• **Required task**:
Omit every picture while repeating the entries exactly.
— start Material provided —
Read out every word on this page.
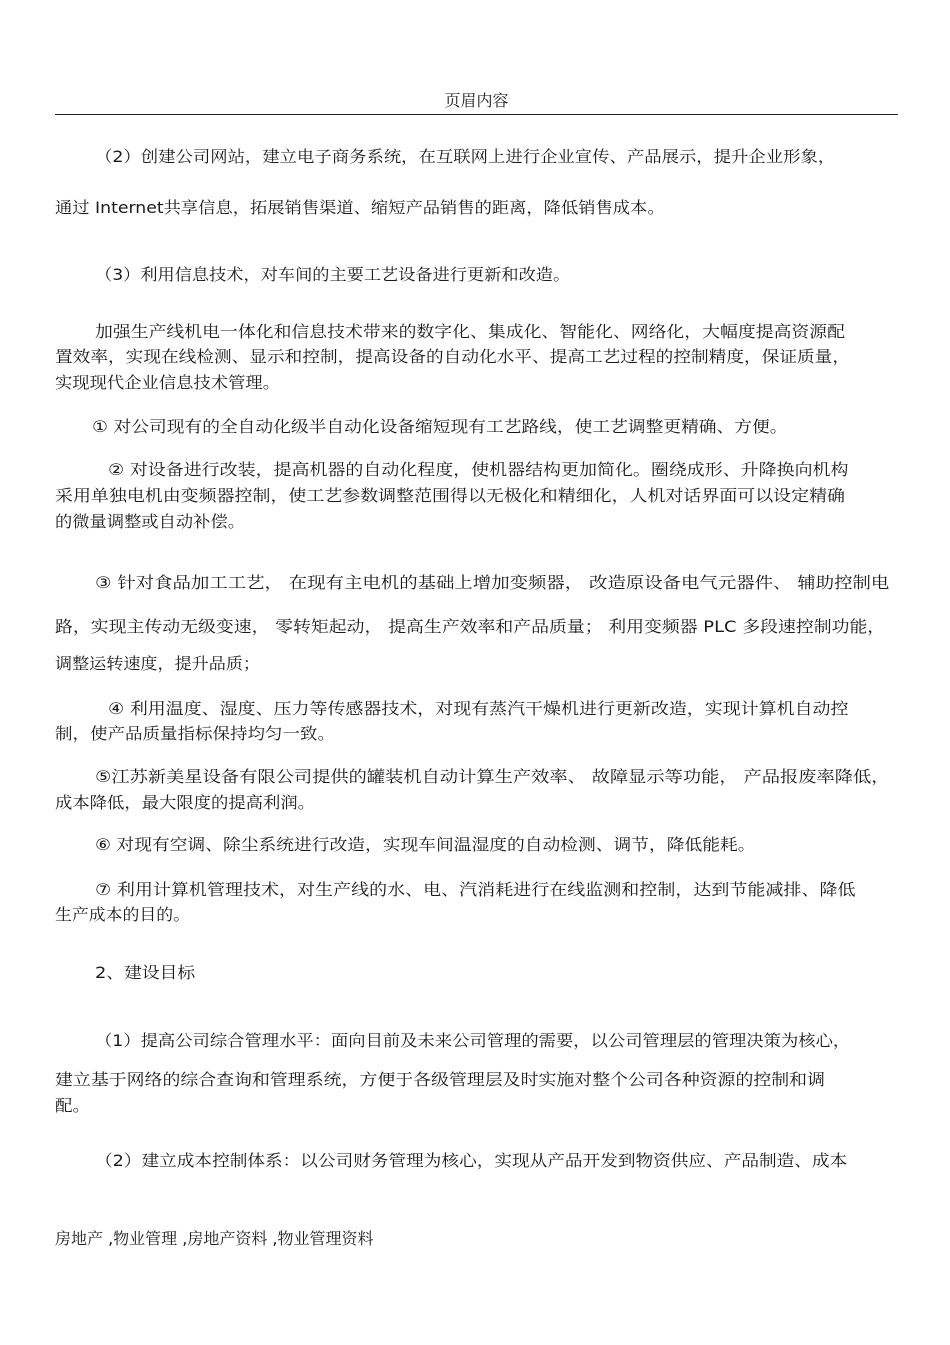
页眉内容
（2）创建公司网站，建立电子商务系统，在互联网上进行企业宣传、产品展示，提升企业形象，
通过 Internet共享信息，拓展销售渠道、缩短产品销售的距离，降低销售成本。
（3）利用信息技术，对车间的主要工艺设备进行更新和改造。
加强生产线机电一体化和信息技术带来的数字化、集成化、智能化、网络化，大幅度提高资源配
置效率，实现在线检测、显示和控制，提高设备的自动化水平、提高工艺过程的控制精度，保证质量，
实现现代企业信息技术管理。
① 对公司现有的全自动化级半自动化设备缩短现有工艺路线，使工艺调整更精确、方便。
② 对设备进行改装，提高机器的自动化程度，使机器结构更加简化。圈绕成形、升降换向机构
采用单独电机由变频器控制，使工艺参数调整范围得以无极化和精细化，人机对话界面可以设定精确
的微量调整或自动补偿。
③ 针对食品加工工艺， 在现有主电机的基础上增加变频器， 改造原设备电气元器件、 辅助控制电
路，实现主传动无级变速， 零转矩起动， 提高生产效率和产品质量； 利用变频器 PLC 多段速控制功能，
调整运转速度，提升品质；
④ 利用温度、湿度、压力等传感器技术，对现有蒸汽干燥机进行更新改造，实现计算机自动控
制，使产品质量指标保持均匀一致。
⑤江苏新美星设备有限公司提供的罐装机自动计算生产效率、 故障显示等功能， 产品报废率降低，
成本降低，最大限度的提高利润。
⑥ 对现有空调、除尘系统进行改造，实现车间温湿度的自动检测、调节，降低能耗。
⑦ 利用计算机管理技术，对生产线的水、电、汽消耗进行在线监测和控制，达到节能减排、降低
生产成本的目的。
2、建设目标
（1）提高公司综合管理水平：面向目前及未来公司管理的需要，以公司管理层的管理决策为核心，
建立基于网络的综合查询和管理系统，方便于各级管理层及时实施对整个公司各种资源的控制和调
配。
（2）建立成本控制体系：以公司财务管理为核心，实现从产品开发到物资供应、产品制造、成本
房地产 ,物业管理 ,房地产资料 ,物业管理资料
— end Material provided —
• **Written solution**:
Read out every word on this page.
页眉内容
（2）创建公司网站，建立电子商务系统，在互联网上进行企业宣传、产品展示，提升企业形象，
通过 Internet共享信息，拓展销售渠道、缩短产品销售的距离，降低销售成本。
（3）利用信息技术，对车间的主要工艺设备进行更新和改造。
加强生产线机电一体化和信息技术带来的数字化、集成化、智能化、网络化，大幅度提高资源配
置效率，实现在线检测、显示和控制，提高设备的自动化水平、提高工艺过程的控制精度，保证质量，
实现现代企业信息技术管理。
① 对公司现有的全自动化级半自动化设备缩短现有工艺路线，使工艺调整更精确、方便。
② 对设备进行改装，提高机器的自动化程度，使机器结构更加简化。圈绕成形、升降换向机构
采用单独电机由变频器控制，使工艺参数调整范围得以无极化和精细化，人机对话界面可以设定精确
的微量调整或自动补偿。
③ 针对食品加工工艺， 在现有主电机的基础上增加变频器， 改造原设备电气元器件、 辅助控制电
路，实现主传动无级变速， 零转矩起动， 提高生产效率和产品质量； 利用变频器 PLC 多段速控制功能，
调整运转速度，提升品质；
④ 利用温度、湿度、压力等传感器技术，对现有蒸汽干燥机进行更新改造，实现计算机自动控
制，使产品质量指标保持均匀一致。
⑤江苏新美星设备有限公司提供的罐装机自动计算生产效率、 故障显示等功能， 产品报废率降低，
成本降低，最大限度的提高利润。
⑥ 对现有空调、除尘系统进行改造，实现车间温湿度的自动检测、调节，降低能耗。
⑦ 利用计算机管理技术，对生产线的水、电、汽消耗进行在线监测和控制，达到节能减排、降低
生产成本的目的。
2、建设目标
（1）提高公司综合管理水平：面向目前及未来公司管理的需要，以公司管理层的管理决策为核心，
建立基于网络的综合查询和管理系统，方便于各级管理层及时实施对整个公司各种资源的控制和调
配。
（2）建立成本控制体系：以公司财务管理为核心，实现从产品开发到物资供应、产品制造、成本
房地产 ,物业管理 ,房地产资料 ,物业管理资料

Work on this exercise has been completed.